◆ REQUIREMENT ◆
Lines holding the string "time" are the ones to copy; find them all in the data.

◆ RECORDS PROVIDED ◆
□ □ □ □

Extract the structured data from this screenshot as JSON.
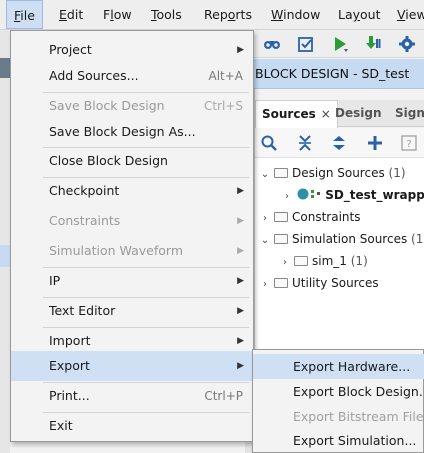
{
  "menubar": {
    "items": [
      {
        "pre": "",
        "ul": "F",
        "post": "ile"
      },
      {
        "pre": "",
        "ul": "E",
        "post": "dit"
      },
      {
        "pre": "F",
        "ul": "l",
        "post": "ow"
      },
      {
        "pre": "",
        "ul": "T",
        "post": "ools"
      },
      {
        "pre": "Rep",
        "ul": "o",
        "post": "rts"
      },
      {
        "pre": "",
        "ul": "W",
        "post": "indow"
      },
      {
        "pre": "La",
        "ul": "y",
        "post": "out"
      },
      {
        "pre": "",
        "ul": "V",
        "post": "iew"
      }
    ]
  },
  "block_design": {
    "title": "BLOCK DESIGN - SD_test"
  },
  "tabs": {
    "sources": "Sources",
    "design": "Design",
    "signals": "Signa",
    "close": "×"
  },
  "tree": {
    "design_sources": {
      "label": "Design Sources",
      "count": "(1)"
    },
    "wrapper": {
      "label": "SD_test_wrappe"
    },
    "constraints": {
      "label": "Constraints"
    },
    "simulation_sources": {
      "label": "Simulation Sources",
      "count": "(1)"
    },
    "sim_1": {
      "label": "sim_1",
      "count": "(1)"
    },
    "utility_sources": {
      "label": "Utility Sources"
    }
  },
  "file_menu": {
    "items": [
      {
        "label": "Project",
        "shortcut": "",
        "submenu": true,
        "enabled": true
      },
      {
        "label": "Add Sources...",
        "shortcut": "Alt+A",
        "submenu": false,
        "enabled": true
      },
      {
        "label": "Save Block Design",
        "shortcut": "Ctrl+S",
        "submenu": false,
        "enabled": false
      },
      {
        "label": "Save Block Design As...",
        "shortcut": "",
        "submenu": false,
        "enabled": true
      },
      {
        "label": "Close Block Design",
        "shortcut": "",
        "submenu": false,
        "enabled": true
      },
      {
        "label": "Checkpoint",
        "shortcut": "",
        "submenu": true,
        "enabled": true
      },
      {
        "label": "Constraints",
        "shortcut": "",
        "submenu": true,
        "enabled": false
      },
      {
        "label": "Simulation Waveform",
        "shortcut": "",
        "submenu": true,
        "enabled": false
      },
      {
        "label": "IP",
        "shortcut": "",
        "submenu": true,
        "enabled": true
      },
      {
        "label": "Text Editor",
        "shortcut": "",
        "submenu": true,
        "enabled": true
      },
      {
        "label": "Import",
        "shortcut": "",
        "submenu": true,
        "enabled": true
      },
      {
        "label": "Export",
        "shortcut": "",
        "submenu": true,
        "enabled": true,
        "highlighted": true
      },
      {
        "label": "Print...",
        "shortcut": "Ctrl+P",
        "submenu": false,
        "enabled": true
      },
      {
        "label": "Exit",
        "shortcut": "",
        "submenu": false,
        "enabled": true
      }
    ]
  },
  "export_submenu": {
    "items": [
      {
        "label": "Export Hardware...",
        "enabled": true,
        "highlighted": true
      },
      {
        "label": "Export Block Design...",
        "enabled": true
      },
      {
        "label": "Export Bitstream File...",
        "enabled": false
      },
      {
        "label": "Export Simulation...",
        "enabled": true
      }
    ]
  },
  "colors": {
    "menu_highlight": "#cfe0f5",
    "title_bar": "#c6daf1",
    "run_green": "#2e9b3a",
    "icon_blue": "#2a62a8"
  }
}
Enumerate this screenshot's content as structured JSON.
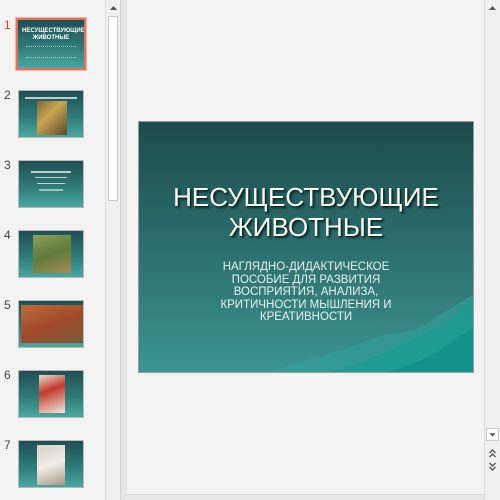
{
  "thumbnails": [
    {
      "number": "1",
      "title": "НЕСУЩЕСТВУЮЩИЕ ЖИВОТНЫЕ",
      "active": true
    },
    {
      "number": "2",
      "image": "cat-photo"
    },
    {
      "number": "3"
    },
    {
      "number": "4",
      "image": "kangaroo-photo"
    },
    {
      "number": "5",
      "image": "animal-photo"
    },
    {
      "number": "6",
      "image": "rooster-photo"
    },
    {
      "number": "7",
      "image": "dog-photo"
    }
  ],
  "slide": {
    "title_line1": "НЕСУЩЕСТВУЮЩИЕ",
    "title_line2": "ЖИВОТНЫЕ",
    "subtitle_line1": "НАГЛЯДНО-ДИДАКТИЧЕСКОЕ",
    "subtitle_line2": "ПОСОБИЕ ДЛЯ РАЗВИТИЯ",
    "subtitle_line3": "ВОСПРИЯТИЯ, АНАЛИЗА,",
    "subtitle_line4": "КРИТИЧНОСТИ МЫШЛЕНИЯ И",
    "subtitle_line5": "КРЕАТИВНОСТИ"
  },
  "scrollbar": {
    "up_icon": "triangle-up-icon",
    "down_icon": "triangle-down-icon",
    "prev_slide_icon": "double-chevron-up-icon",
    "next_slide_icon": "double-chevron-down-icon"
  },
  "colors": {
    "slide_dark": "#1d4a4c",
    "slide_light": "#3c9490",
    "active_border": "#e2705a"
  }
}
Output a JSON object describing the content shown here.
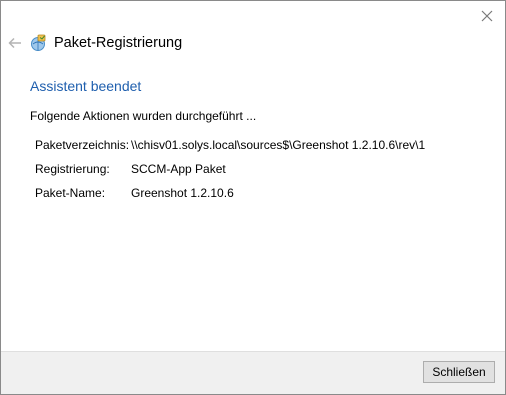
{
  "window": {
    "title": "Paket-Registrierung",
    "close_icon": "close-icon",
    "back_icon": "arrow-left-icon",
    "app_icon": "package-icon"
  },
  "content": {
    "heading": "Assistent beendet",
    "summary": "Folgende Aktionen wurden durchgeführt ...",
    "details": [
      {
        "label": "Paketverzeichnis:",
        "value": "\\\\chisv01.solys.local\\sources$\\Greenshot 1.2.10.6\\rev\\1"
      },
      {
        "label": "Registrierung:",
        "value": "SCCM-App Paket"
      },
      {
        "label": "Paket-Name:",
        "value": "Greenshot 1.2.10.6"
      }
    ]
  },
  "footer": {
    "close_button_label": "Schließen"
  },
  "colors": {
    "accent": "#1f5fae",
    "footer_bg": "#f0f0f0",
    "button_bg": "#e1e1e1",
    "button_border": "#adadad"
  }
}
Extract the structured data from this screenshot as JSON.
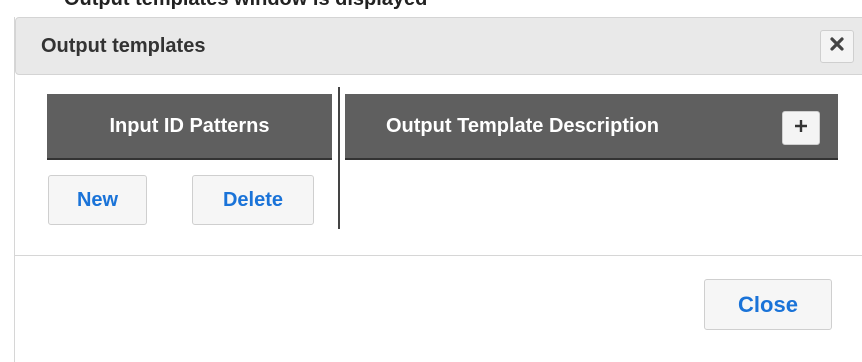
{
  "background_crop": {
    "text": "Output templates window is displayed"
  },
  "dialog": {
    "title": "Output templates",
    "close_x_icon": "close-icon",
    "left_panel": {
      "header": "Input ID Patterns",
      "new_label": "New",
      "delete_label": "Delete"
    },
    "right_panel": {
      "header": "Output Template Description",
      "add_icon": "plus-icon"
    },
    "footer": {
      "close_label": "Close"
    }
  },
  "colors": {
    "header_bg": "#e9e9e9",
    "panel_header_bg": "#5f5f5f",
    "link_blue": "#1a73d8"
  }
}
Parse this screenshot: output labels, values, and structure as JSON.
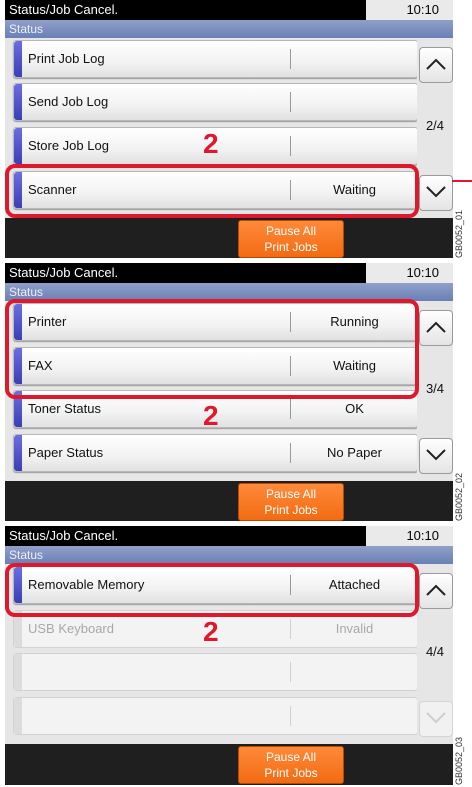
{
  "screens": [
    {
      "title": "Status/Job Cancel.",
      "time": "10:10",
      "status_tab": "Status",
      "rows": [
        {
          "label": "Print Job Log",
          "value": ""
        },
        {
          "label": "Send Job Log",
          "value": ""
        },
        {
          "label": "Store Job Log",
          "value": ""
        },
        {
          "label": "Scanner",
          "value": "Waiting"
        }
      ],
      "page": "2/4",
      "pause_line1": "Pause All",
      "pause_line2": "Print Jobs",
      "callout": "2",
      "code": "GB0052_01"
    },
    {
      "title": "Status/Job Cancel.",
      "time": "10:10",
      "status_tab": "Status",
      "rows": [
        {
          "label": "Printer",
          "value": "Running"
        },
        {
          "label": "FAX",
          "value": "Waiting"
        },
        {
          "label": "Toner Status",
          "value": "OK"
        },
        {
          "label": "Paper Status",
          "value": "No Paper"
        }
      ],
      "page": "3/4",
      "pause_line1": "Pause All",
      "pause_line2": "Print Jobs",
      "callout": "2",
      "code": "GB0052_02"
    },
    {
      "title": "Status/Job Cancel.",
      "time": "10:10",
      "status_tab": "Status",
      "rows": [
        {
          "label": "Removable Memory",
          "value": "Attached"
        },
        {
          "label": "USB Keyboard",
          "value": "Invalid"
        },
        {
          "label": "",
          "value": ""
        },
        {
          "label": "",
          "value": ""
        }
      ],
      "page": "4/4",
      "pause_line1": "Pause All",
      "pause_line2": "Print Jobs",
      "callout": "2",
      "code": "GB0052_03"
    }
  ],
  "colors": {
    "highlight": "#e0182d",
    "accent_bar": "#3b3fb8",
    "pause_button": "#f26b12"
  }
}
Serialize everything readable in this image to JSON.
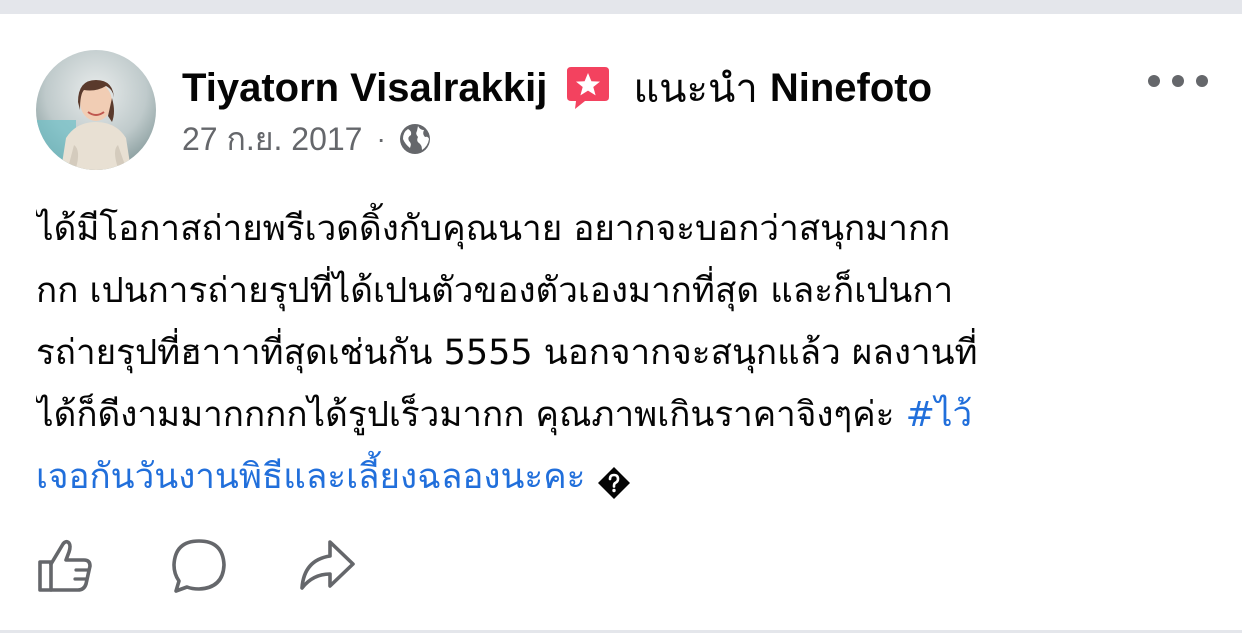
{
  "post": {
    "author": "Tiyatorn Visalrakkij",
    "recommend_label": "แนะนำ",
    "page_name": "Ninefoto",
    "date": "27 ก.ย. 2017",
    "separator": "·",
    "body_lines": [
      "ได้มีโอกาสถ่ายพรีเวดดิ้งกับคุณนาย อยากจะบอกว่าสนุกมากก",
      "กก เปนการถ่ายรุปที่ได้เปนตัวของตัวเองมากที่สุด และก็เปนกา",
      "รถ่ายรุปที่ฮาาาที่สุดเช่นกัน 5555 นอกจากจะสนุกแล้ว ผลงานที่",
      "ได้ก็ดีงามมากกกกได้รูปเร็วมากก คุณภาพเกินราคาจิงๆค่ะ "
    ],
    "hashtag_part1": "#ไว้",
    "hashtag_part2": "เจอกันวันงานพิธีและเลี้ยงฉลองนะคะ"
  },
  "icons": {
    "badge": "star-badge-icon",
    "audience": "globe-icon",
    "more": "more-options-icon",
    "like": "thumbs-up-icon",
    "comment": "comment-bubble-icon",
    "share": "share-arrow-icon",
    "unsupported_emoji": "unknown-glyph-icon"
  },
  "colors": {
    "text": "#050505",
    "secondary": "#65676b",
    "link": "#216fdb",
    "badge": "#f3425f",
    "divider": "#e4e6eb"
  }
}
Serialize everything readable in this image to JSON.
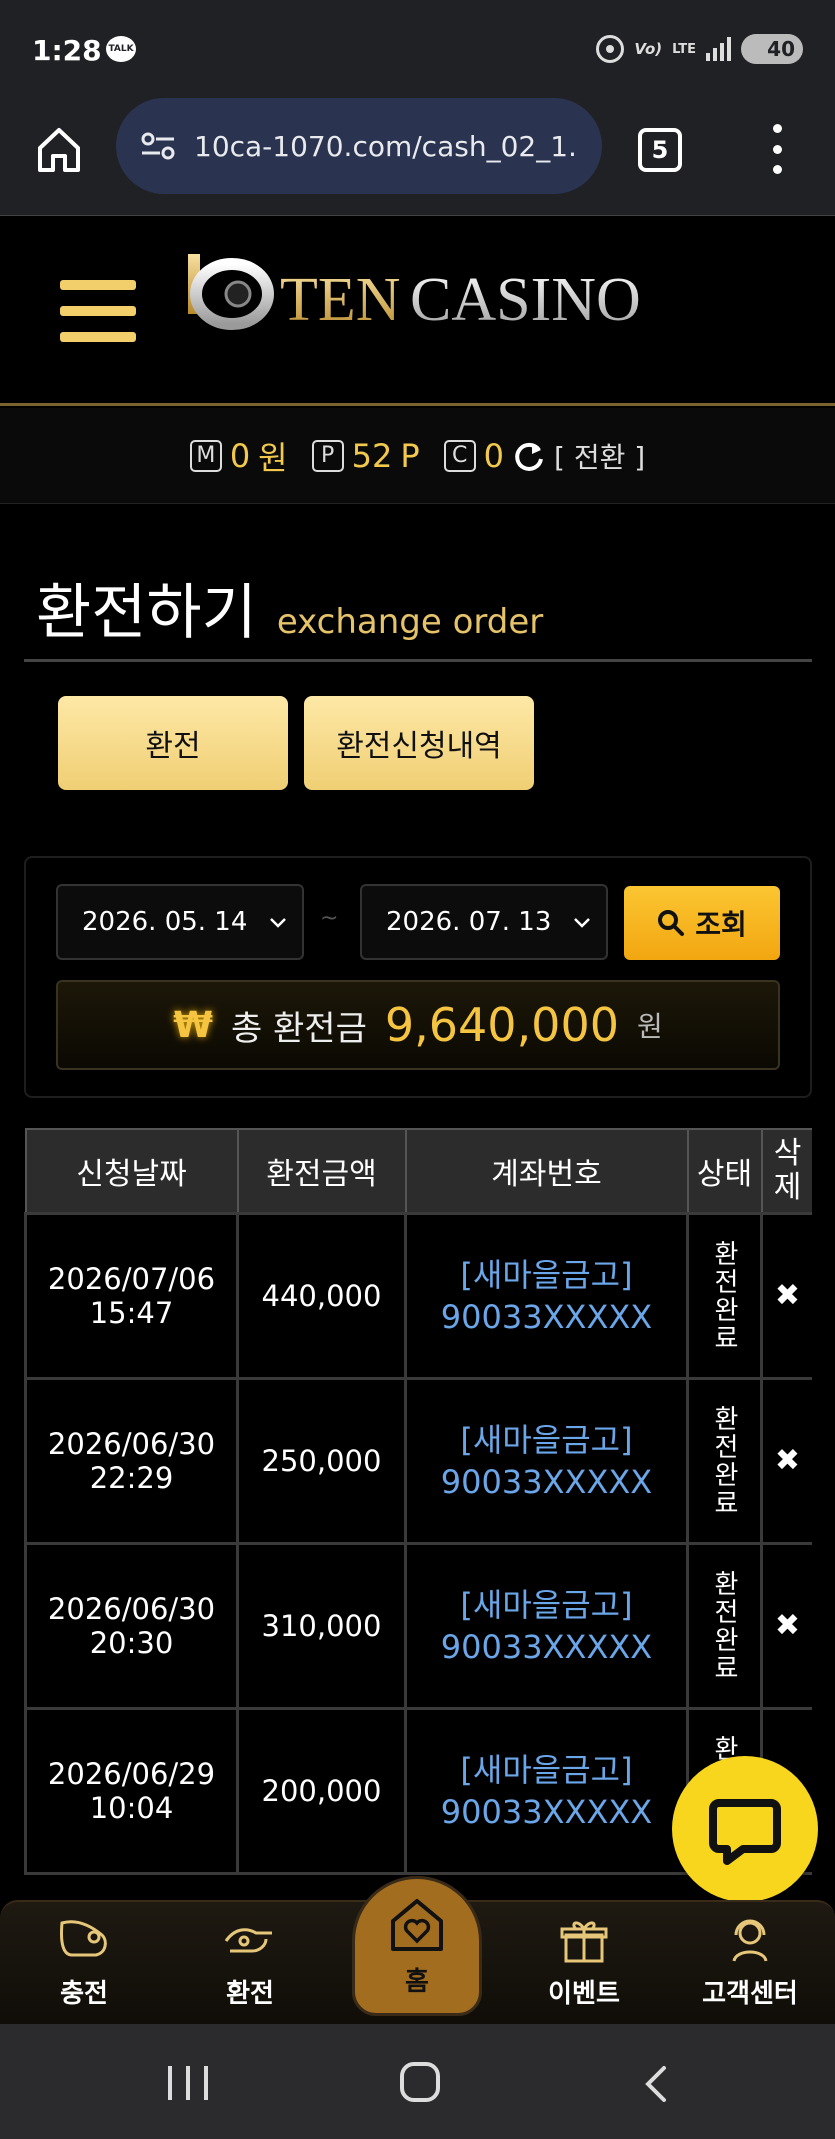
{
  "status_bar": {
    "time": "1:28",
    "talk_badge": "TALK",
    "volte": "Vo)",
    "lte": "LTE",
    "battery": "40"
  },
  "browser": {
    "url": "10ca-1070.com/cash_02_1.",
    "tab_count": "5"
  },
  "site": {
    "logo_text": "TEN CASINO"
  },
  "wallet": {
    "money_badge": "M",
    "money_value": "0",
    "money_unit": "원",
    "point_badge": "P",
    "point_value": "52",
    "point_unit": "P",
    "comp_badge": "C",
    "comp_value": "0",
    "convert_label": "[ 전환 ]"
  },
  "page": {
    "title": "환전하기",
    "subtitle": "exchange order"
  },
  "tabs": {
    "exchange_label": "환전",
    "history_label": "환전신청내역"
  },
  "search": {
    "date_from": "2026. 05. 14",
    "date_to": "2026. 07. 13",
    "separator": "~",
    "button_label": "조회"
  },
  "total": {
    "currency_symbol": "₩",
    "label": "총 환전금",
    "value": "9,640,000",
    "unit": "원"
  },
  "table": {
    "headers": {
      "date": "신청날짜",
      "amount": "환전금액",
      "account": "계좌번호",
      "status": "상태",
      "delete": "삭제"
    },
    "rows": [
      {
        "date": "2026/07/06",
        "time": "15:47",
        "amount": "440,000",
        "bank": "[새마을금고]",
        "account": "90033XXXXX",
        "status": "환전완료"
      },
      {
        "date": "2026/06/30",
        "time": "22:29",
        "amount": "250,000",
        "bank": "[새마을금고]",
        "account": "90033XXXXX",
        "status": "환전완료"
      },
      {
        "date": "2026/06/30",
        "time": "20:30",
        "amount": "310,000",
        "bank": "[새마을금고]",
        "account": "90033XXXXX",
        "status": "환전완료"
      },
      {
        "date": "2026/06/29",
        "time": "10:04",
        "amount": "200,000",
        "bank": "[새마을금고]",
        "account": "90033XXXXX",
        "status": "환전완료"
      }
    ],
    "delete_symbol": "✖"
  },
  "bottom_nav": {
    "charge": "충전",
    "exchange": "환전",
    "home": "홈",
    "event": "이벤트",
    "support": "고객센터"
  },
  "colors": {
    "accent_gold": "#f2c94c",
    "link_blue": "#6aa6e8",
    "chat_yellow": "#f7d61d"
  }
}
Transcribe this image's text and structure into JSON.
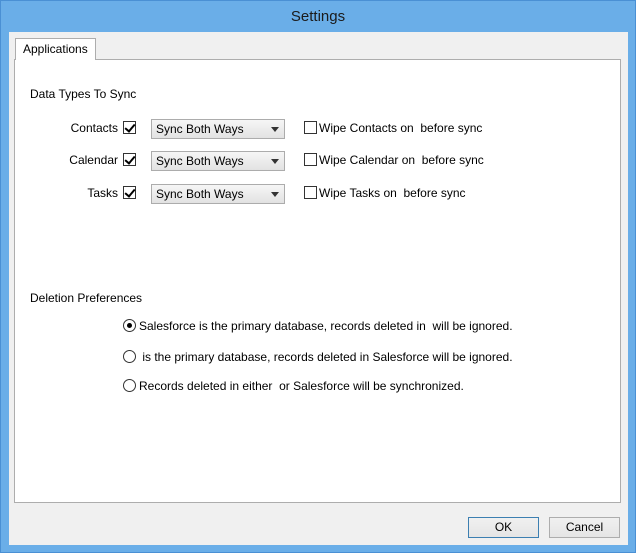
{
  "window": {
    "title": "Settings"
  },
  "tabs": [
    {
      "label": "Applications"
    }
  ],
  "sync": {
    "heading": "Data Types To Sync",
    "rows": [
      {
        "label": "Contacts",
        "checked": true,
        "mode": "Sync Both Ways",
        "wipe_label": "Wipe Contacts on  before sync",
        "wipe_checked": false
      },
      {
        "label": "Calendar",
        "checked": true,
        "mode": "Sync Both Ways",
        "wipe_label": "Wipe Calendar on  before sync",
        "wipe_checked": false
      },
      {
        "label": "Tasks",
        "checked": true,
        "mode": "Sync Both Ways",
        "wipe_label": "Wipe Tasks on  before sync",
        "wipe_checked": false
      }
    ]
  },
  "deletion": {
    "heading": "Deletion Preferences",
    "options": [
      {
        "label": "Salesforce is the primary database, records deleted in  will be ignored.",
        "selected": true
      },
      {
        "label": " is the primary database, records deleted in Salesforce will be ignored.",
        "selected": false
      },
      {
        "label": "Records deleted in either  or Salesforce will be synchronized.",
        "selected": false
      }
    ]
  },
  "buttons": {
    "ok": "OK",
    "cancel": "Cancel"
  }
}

□ □ □ □

◆ WRITTEN SOLUTION ◆
      "time": "10:10",
      "time": "10:10",
      "time": "10:10",
    "time": "1:28",
        "time": "15:47",
        "time": "22:29",
        "time": "20:30",
        "time": "10:04",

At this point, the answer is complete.